__GIVEN PROBLEM__
Identify each line in the records below that contains the word "Housing", and copy it.

Rows from a dataset:
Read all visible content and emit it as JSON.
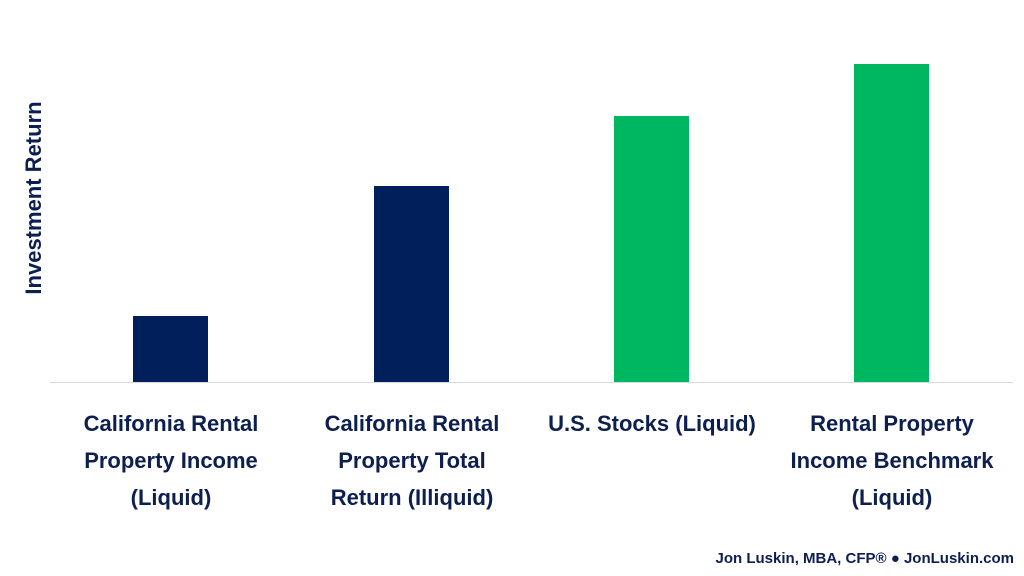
{
  "chart_data": {
    "type": "bar",
    "title": "",
    "xlabel": "",
    "ylabel": "Investment Return",
    "categories": [
      "California Rental Property Income (Liquid)",
      "California Rental Property Total Return (Illiquid)",
      "U.S. Stocks (Liquid)",
      "Rental Property Income Benchmark (Liquid)"
    ],
    "values": [
      66,
      196,
      266,
      318
    ],
    "value_units": "relative (no numeric axis shown; pixel heights)",
    "colors": [
      "#001f5b",
      "#001f5b",
      "#00b761",
      "#00b761"
    ],
    "ylim": [
      0,
      330
    ],
    "grid": false,
    "legend": "none"
  },
  "labels": {
    "ylabel": "Investment Return",
    "bars": [
      "California Rental\nProperty Income\n(Liquid)",
      "California Rental\nProperty Total\nReturn (Illiquid)",
      "U.S. Stocks (Liquid)",
      "Rental Property\nIncome Benchmark\n(Liquid)"
    ]
  },
  "credit": "Jon Luskin, MBA, CFP® ● JonLuskin.com"
}
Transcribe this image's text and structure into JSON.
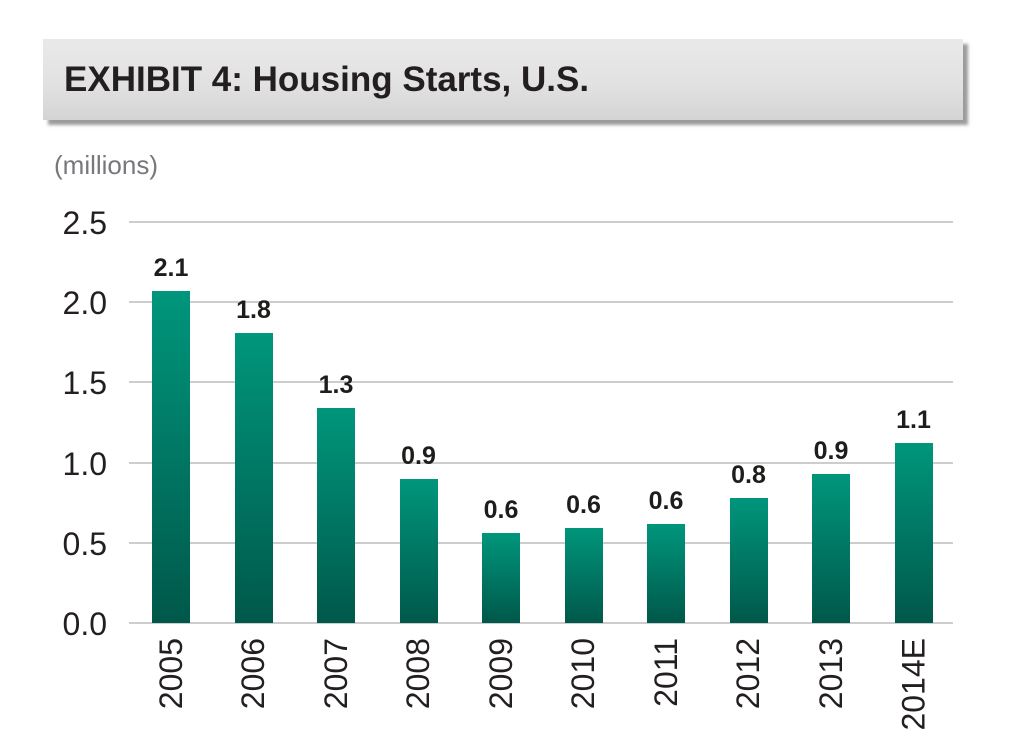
{
  "header": {
    "title": "EXHIBIT 4: Housing Starts, U.S."
  },
  "chart_data": {
    "type": "bar",
    "title": "EXHIBIT 4: Housing Starts, U.S.",
    "units_label": "(millions)",
    "categories": [
      "2005",
      "2006",
      "2007",
      "2008",
      "2009",
      "2010",
      "2011",
      "2012",
      "2013",
      "2014E"
    ],
    "values": [
      2.1,
      1.8,
      1.3,
      0.9,
      0.6,
      0.6,
      0.6,
      0.8,
      0.9,
      1.1
    ],
    "value_labels": [
      "2.1",
      "1.8",
      "1.3",
      "0.9",
      "0.6",
      "0.6",
      "0.6",
      "0.8",
      "0.9",
      "1.1"
    ],
    "values_precise": [
      2.07,
      1.81,
      1.34,
      0.9,
      0.56,
      0.59,
      0.62,
      0.78,
      0.93,
      1.12
    ],
    "y_ticks": [
      "2.5",
      "2.0",
      "1.5",
      "1.0",
      "0.5",
      "0.0"
    ],
    "ylim": [
      0,
      2.5
    ],
    "xlabel": "",
    "ylabel": "(millions)",
    "grid": "horizontal",
    "legend": "none",
    "x_tick_rotation_deg": -90,
    "colors": {
      "bar_gradient_top": "#00967c",
      "bar_gradient_bottom": "#00584a",
      "gridline": "#cdcdcd",
      "banner_top": "#e9e9e9",
      "banner_bottom": "#d4d4d4",
      "title_text": "#231f20",
      "axis_text": "#231f20",
      "value_label_text": "#1d1d1b",
      "units_text": "#77787b"
    }
  }
}
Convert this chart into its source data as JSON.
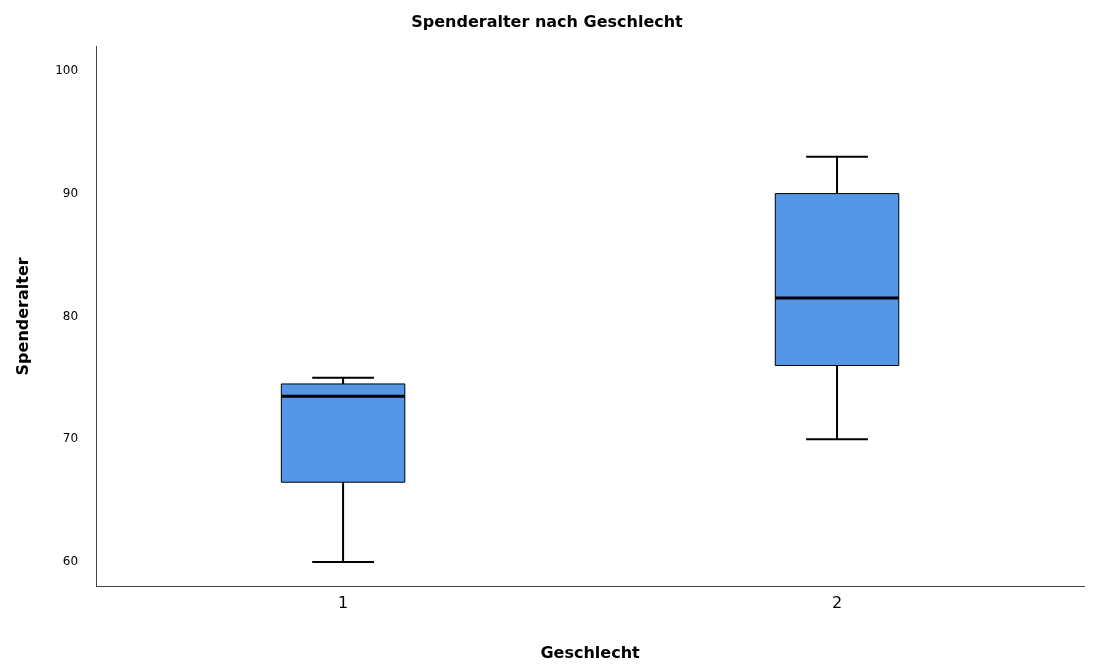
{
  "chart_data": {
    "type": "box",
    "title": "Spenderalter nach Geschlecht",
    "xlabel": "Geschlecht",
    "ylabel": "Spenderalter",
    "categories": [
      "1",
      "2"
    ],
    "color": "#5596e6",
    "boxes": [
      {
        "low": 60,
        "q1": 66.5,
        "median": 73.5,
        "q3": 74.5,
        "high": 75
      },
      {
        "low": 70,
        "q1": 76,
        "median": 81.5,
        "q3": 90,
        "high": 93
      }
    ],
    "ylim": [
      58,
      102
    ],
    "yticks": [
      60,
      70,
      80,
      90,
      100
    ],
    "grid": false,
    "legend": false
  }
}
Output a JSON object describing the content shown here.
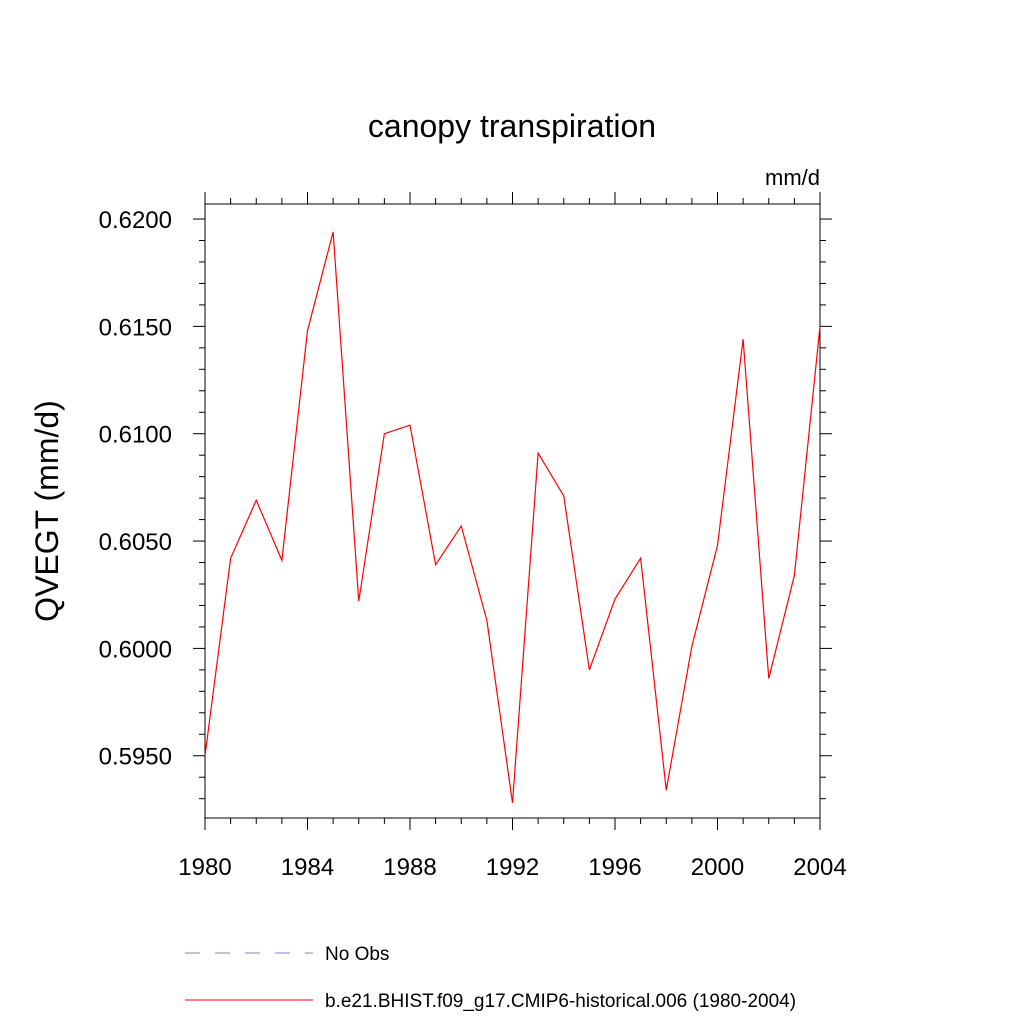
{
  "chart_data": {
    "type": "line",
    "title": "canopy transpiration",
    "units": "mm/d",
    "ylabel": "QVEGT  (mm/d)",
    "xlabel": "",
    "xlim": [
      1980,
      2004
    ],
    "ylim": [
      0.5921,
      0.6207
    ],
    "x_ticks": [
      1980,
      1984,
      1988,
      1992,
      1996,
      2000,
      2004
    ],
    "y_ticks": [
      0.595,
      0.6,
      0.605,
      0.61,
      0.615,
      0.62
    ],
    "y_tick_labels": [
      "0.5950",
      "0.6000",
      "0.6050",
      "0.6100",
      "0.6150",
      "0.6200"
    ],
    "grid": false,
    "legend_placement": "bottom",
    "series": [
      {
        "name": "No Obs",
        "color": "#7f7fd6",
        "style": "dashed",
        "x": [],
        "values": []
      },
      {
        "name": "b.e21.BHIST.f09_g17.CMIP6-historical.006 (1980-2004)",
        "color": "#ff0000",
        "style": "solid",
        "x": [
          1980,
          1981,
          1982,
          1983,
          1984,
          1985,
          1986,
          1987,
          1988,
          1989,
          1990,
          1991,
          1992,
          1993,
          1994,
          1995,
          1996,
          1997,
          1998,
          1999,
          2000,
          2001,
          2002,
          2003,
          2004
        ],
        "values": [
          0.595,
          0.6042,
          0.6069,
          0.6041,
          0.6148,
          0.6194,
          0.6022,
          0.61,
          0.6104,
          0.6039,
          0.6057,
          0.6013,
          0.5928,
          0.6091,
          0.6071,
          0.599,
          0.6023,
          0.6042,
          0.5934,
          0.6001,
          0.6048,
          0.6144,
          0.5986,
          0.6034,
          0.615
        ]
      }
    ]
  }
}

__ANSWER TO THIS TASK__
    "title": "EXHIBIT 4: Housing Starts, U.S."
    "title": "EXHIBIT 4: Housing Starts, U.S.",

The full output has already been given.